= Materials provided =
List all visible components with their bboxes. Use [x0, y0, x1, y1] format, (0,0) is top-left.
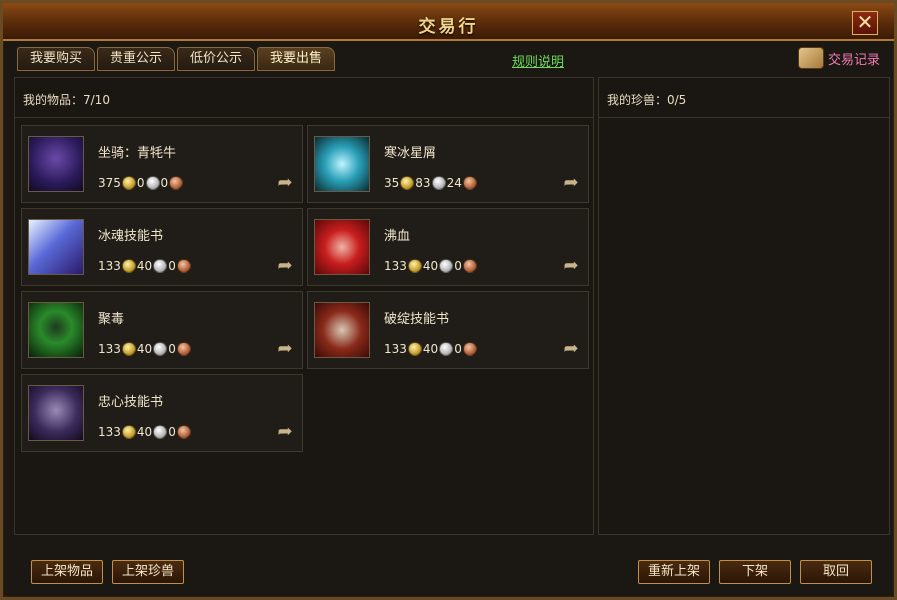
tab-sell[interactable]: 我要出售 [257, 47, 336, 71]
close-button[interactable]: ✕ [852, 11, 878, 35]
gold-coin-icon [121, 425, 136, 439]
share-arrow-icon[interactable]: ➦ [274, 423, 296, 441]
gold-coin-icon [407, 342, 422, 356]
item-card[interactable]: 忠心技能书 133 40 0 ➦ [21, 374, 303, 452]
copper-amount: 0 [168, 425, 176, 439]
frost-stardust-icon [314, 136, 370, 192]
scroll-icon [797, 47, 824, 69]
gold-amount: 133 [98, 425, 121, 439]
copper-amount: 0 [454, 342, 462, 356]
copper-coin-icon [462, 342, 477, 356]
copper-coin-icon [176, 425, 191, 439]
list-item-button[interactable]: 上架物品 [31, 560, 103, 584]
silver-coin-icon [431, 176, 446, 190]
item-name: 破绽技能书 [384, 312, 450, 327]
copper-coin-icon [462, 176, 477, 190]
trade-record-button[interactable]: 交易记录 [797, 47, 880, 69]
item-card[interactable]: 坐骑：青牦牛 375 0 0 ➦ [21, 125, 303, 203]
item-name: 聚毒 [98, 312, 125, 327]
gold-coin-icon [121, 176, 136, 190]
item-price: 133 40 0 [384, 259, 478, 273]
item-card[interactable]: 聚毒 133 40 0 ➦ [21, 291, 303, 369]
item-name: 寒冰星屑 [384, 146, 437, 161]
item-name: 沸血 [384, 229, 411, 244]
my-items-panel: 我的物品：7/10 坐骑：青牦牛 375 0 0 ➦ 寒冰星屑 35 83 24… [14, 77, 594, 535]
silver-coin-icon [439, 342, 454, 356]
gold-amount: 375 [98, 176, 121, 190]
copper-coin-icon [176, 259, 191, 273]
item-name: 冰魂技能书 [98, 229, 164, 244]
gold-amount: 133 [98, 259, 121, 273]
item-name: 忠心技能书 [98, 395, 164, 410]
tab-buy[interactable]: 我要购买 [17, 47, 96, 71]
copper-coin-icon [169, 176, 184, 190]
item-card[interactable]: 沸血 133 40 0 ➦ [307, 208, 589, 286]
gold-amount: 133 [98, 342, 121, 356]
copper-amount: 24 [446, 176, 462, 190]
item-card[interactable]: 冰魂技能书 133 40 0 ➦ [21, 208, 303, 286]
gold-coin-icon [407, 259, 422, 273]
silver-amount: 40 [136, 425, 153, 439]
silver-coin-icon [439, 259, 454, 273]
silver-amount: 0 [136, 176, 145, 190]
share-arrow-icon[interactable]: ➦ [560, 340, 582, 358]
copper-coin-icon [462, 259, 477, 273]
copper-amount: 0 [160, 176, 169, 190]
item-price: 375 0 0 [98, 176, 184, 190]
item-price: 35 83 24 [384, 176, 478, 190]
silver-amount: 40 [136, 259, 153, 273]
item-price: 133 40 0 [98, 425, 192, 439]
share-arrow-icon[interactable]: ➦ [560, 174, 582, 192]
title-bar[interactable]: 交易行 ✕ [3, 3, 894, 41]
flaw-skillbook-icon [314, 302, 370, 358]
trade-record-label: 交易记录 [827, 52, 880, 68]
window-title: 交易行 [418, 17, 479, 37]
share-arrow-icon[interactable]: ➦ [274, 257, 296, 275]
copper-amount: 0 [454, 259, 462, 273]
silver-coin-icon [153, 259, 168, 273]
copper-amount: 0 [168, 342, 176, 356]
gold-coin-icon [400, 176, 415, 190]
mount-bull-icon [28, 136, 84, 192]
item-name: 坐骑：青牦牛 [98, 146, 177, 161]
silver-coin-icon [153, 342, 168, 356]
tab-lowprice-notice[interactable]: 低价公示 [177, 47, 256, 71]
silver-amount: 83 [415, 176, 431, 190]
my-pets-panel: 我的珍兽：0/5 [598, 77, 890, 535]
gold-amount: 133 [384, 342, 407, 356]
relist-button[interactable]: 重新上架 [638, 560, 710, 584]
item-card[interactable]: 破绽技能书 133 40 0 ➦ [307, 291, 589, 369]
gold-coin-icon [121, 259, 136, 273]
tab-bar: 我要购买 贵重公示 低价公示 我要出售 [17, 47, 336, 71]
retrieve-button[interactable]: 取回 [800, 560, 872, 584]
silver-coin-icon [153, 425, 168, 439]
my-pets-header: 我的珍兽：0/5 [599, 78, 889, 118]
gather-poison-icon [28, 302, 84, 358]
list-pet-button[interactable]: 上架珍兽 [112, 560, 184, 584]
silver-amount: 40 [422, 259, 439, 273]
my-items-header: 我的物品：7/10 [15, 78, 593, 118]
share-arrow-icon[interactable]: ➦ [560, 257, 582, 275]
rules-link[interactable]: 规则说明 [512, 51, 564, 70]
silver-amount: 40 [136, 342, 153, 356]
item-price: 133 40 0 [98, 342, 192, 356]
tab-valuable-notice[interactable]: 贵重公示 [97, 47, 176, 71]
copper-amount: 0 [168, 259, 176, 273]
boiling-blood-icon [314, 219, 370, 275]
item-price: 133 40 0 [98, 259, 192, 273]
item-price: 133 40 0 [384, 342, 478, 356]
gold-amount: 35 [384, 176, 400, 190]
ice-soul-skillbook-icon [28, 219, 84, 275]
gold-amount: 133 [384, 259, 407, 273]
gold-coin-icon [121, 342, 136, 356]
delist-button[interactable]: 下架 [719, 560, 791, 584]
copper-coin-icon [176, 342, 191, 356]
share-arrow-icon[interactable]: ➦ [274, 174, 296, 192]
loyalty-skillbook-icon [28, 385, 84, 441]
item-card[interactable]: 寒冰星屑 35 83 24 ➦ [307, 125, 589, 203]
silver-coin-icon [145, 176, 160, 190]
silver-amount: 40 [422, 342, 439, 356]
share-arrow-icon[interactable]: ➦ [274, 340, 296, 358]
trade-house-window: 交易行 ✕ 我要购买 贵重公示 低价公示 我要出售 规则说明 交易记录 我的物品… [0, 0, 897, 600]
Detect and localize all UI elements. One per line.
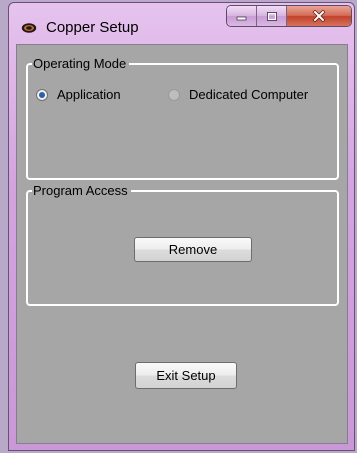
operating-mode-group: Operating Mode Application Dedicated Com… [26,56,339,180]
program-access-group: Program Access Remove [26,183,339,306]
minimize-button[interactable] [227,6,257,26]
title-bar[interactable]: Copper Setup [9,3,354,43]
client-area: Operating Mode Application Dedicated Com… [16,44,348,444]
program-access-label: Program Access [32,183,131,198]
close-icon [312,10,326,22]
window-title: Copper Setup [46,19,139,36]
radio-unselected-icon [168,88,180,101]
radio-application[interactable]: Application [36,87,121,102]
caption-buttons [226,5,352,27]
operating-mode-label: Operating Mode [32,56,130,71]
minimize-icon [236,16,246,21]
radio-dedicated-computer[interactable]: Dedicated Computer [168,87,308,102]
close-button[interactable] [287,6,351,26]
radio-dedicated-computer-label: Dedicated Computer [189,87,309,102]
remove-button[interactable]: Remove [134,237,252,262]
maximize-button[interactable] [257,6,287,26]
radio-application-label: Application [57,87,121,102]
maximize-icon [266,11,277,21]
exit-setup-button[interactable]: Exit Setup [135,362,237,389]
copper-eye-icon [21,21,37,33]
radio-selected-icon [36,88,48,101]
setup-window: Copper Setup Operating Mode Application … [8,2,355,451]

= Requirements =
Copy these lines verbatim, with the pictures omitted.

= Answer to the problem =
List all visible components with their bboxes. Use [x0, y0, x1, y1] format, (0,0) is top-left.
tab-sell[interactable]: 我要出售 [257, 47, 336, 71]
close-button[interactable]: ✕ [852, 11, 878, 35]
gold-coin-icon [121, 425, 136, 439]
share-arrow-icon[interactable]: ➦ [274, 423, 296, 441]
gold-coin-icon [407, 342, 422, 356]
item-card[interactable]: 忠心技能书 133 40 0 ➦ [21, 374, 303, 452]
copper-amount: 0 [168, 425, 176, 439]
frost-stardust-icon [314, 136, 370, 192]
scroll-icon [797, 47, 824, 69]
gold-amount: 133 [98, 425, 121, 439]
copper-amount: 0 [454, 342, 462, 356]
copper-coin-icon [462, 342, 477, 356]
copper-coin-icon [176, 425, 191, 439]
list-item-button[interactable]: 上架物品 [31, 560, 103, 584]
silver-coin-icon [431, 176, 446, 190]
item-name: 破绽技能书 [384, 312, 450, 327]
copper-coin-icon [462, 176, 477, 190]
trade-record-button[interactable]: 交易记录 [797, 47, 880, 69]
item-card[interactable]: 坐骑：青牦牛 375 0 0 ➦ [21, 125, 303, 203]
item-name: 聚毒 [98, 312, 125, 327]
gold-coin-icon [121, 176, 136, 190]
item-price: 133 40 0 [384, 259, 478, 273]
item-card[interactable]: 聚毒 133 40 0 ➦ [21, 291, 303, 369]
item-name: 寒冰星屑 [384, 146, 437, 161]
item-name: 沸血 [384, 229, 411, 244]
my-items-panel: 我的物品：7/10 坐骑：青牦牛 375 0 0 ➦ 寒冰星屑 35 83 24… [14, 77, 594, 535]
silver-coin-icon [439, 342, 454, 356]
gold-amount: 375 [98, 176, 121, 190]
copper-coin-icon [176, 259, 191, 273]
item-name: 冰魂技能书 [98, 229, 164, 244]
gold-amount: 133 [98, 259, 121, 273]
item-name: 忠心技能书 [98, 395, 164, 410]
tab-buy[interactable]: 我要购买 [17, 47, 96, 71]
copper-coin-icon [169, 176, 184, 190]
item-card[interactable]: 沸血 133 40 0 ➦ [307, 208, 589, 286]
gold-amount: 133 [98, 342, 121, 356]
copper-amount: 24 [446, 176, 462, 190]
item-card[interactable]: 冰魂技能书 133 40 0 ➦ [21, 208, 303, 286]
gold-coin-icon [407, 259, 422, 273]
silver-amount: 40 [136, 425, 153, 439]
silver-coin-icon [439, 259, 454, 273]
silver-amount: 0 [136, 176, 145, 190]
share-arrow-icon[interactable]: ➦ [560, 340, 582, 358]
copper-coin-icon [462, 259, 477, 273]
copper-amount: 0 [160, 176, 169, 190]
item-price: 375 0 0 [98, 176, 184, 190]
item-price: 35 83 24 [384, 176, 478, 190]
silver-amount: 40 [136, 259, 153, 273]
item-price: 133 40 0 [98, 425, 192, 439]
share-arrow-icon[interactable]: ➦ [560, 174, 582, 192]
title-bar[interactable]: 交易行 ✕ [3, 3, 894, 41]
flaw-skillbook-icon [314, 302, 370, 358]
trade-record-label: 交易记录 [827, 52, 880, 68]
window-title: 交易行 [418, 17, 479, 37]
share-arrow-icon[interactable]: ➦ [274, 257, 296, 275]
copper-amount: 0 [454, 259, 462, 273]
silver-coin-icon [153, 259, 168, 273]
copper-amount: 0 [168, 342, 176, 356]
gold-coin-icon [400, 176, 415, 190]
mount-bull-icon [28, 136, 84, 192]
item-name: 坐骑：青牦牛 [98, 146, 177, 161]
silver-coin-icon [153, 342, 168, 356]
tab-lowprice-notice[interactable]: 低价公示 [177, 47, 256, 71]
silver-amount: 83 [415, 176, 431, 190]
my-pets-panel: 我的珍兽：0/5 [598, 77, 890, 535]
gold-amount: 133 [384, 342, 407, 356]
relist-button[interactable]: 重新上架 [638, 560, 710, 584]
item-card[interactable]: 破绽技能书 133 40 0 ➦ [307, 291, 589, 369]
gold-coin-icon [121, 259, 136, 273]
tab-bar: 我要购买 贵重公示 低价公示 我要出售 [17, 47, 336, 71]
retrieve-button[interactable]: 取回 [800, 560, 872, 584]
silver-coin-icon [153, 425, 168, 439]
my-pets-header: 我的珍兽：0/5 [599, 78, 889, 118]
gather-poison-icon [28, 302, 84, 358]
list-pet-button[interactable]: 上架珍兽 [112, 560, 184, 584]
silver-amount: 40 [422, 259, 439, 273]
my-items-header: 我的物品：7/10 [15, 78, 593, 118]
share-arrow-icon[interactable]: ➦ [560, 257, 582, 275]
rules-link[interactable]: 规则说明 [512, 51, 564, 70]
silver-amount: 40 [136, 342, 153, 356]
item-price: 133 40 0 [98, 342, 192, 356]
tab-valuable-notice[interactable]: 贵重公示 [97, 47, 176, 71]
copper-amount: 0 [168, 259, 176, 273]
boiling-blood-icon [314, 219, 370, 275]
item-price: 133 40 0 [98, 259, 192, 273]
item-price: 133 40 0 [384, 342, 478, 356]
gold-amount: 35 [384, 176, 400, 190]
ice-soul-skillbook-icon [28, 219, 84, 275]
gold-amount: 133 [384, 259, 407, 273]
gold-coin-icon [121, 342, 136, 356]
delist-button[interactable]: 下架 [719, 560, 791, 584]
copper-coin-icon [176, 342, 191, 356]
share-arrow-icon[interactable]: ➦ [274, 174, 296, 192]
loyalty-skillbook-icon [28, 385, 84, 441]
item-card[interactable]: 寒冰星屑 35 83 24 ➦ [307, 125, 589, 203]
silver-coin-icon [145, 176, 160, 190]
silver-amount: 40 [422, 342, 439, 356]
share-arrow-icon[interactable]: ➦ [274, 340, 296, 358]
trade-house-window: 交易行 ✕ 我要购买 贵重公示 低价公示 我要出售 规则说明 交易记录 我的物品… [0, 0, 897, 600]
Detect and localize all UI elements. One per line.
operating-mode-group: Operating Mode Application Dedicated Com… [26,56,339,180]
program-access-group: Program Access Remove [26,183,339,306]
minimize-button[interactable] [227,6,257,26]
title-bar[interactable]: Copper Setup [9,3,354,43]
client-area: Operating Mode Application Dedicated Com… [16,44,348,444]
program-access-label: Program Access [32,183,131,198]
close-icon [312,10,326,22]
window-title: Copper Setup [46,19,139,36]
radio-unselected-icon [168,88,180,101]
radio-application[interactable]: Application [36,87,121,102]
caption-buttons [226,5,352,27]
operating-mode-label: Operating Mode [32,56,130,71]
minimize-icon [236,16,246,21]
radio-dedicated-computer[interactable]: Dedicated Computer [168,87,308,102]
close-button[interactable] [287,6,351,26]
radio-dedicated-computer-label: Dedicated Computer [189,87,309,102]
remove-button[interactable]: Remove [134,237,252,262]
maximize-button[interactable] [257,6,287,26]
radio-application-label: Application [57,87,121,102]
maximize-icon [266,11,277,21]
exit-setup-button[interactable]: Exit Setup [135,362,237,389]
copper-eye-icon [21,21,37,33]
radio-selected-icon [36,88,48,101]
setup-window: Copper Setup Operating Mode Application … [8,2,355,451]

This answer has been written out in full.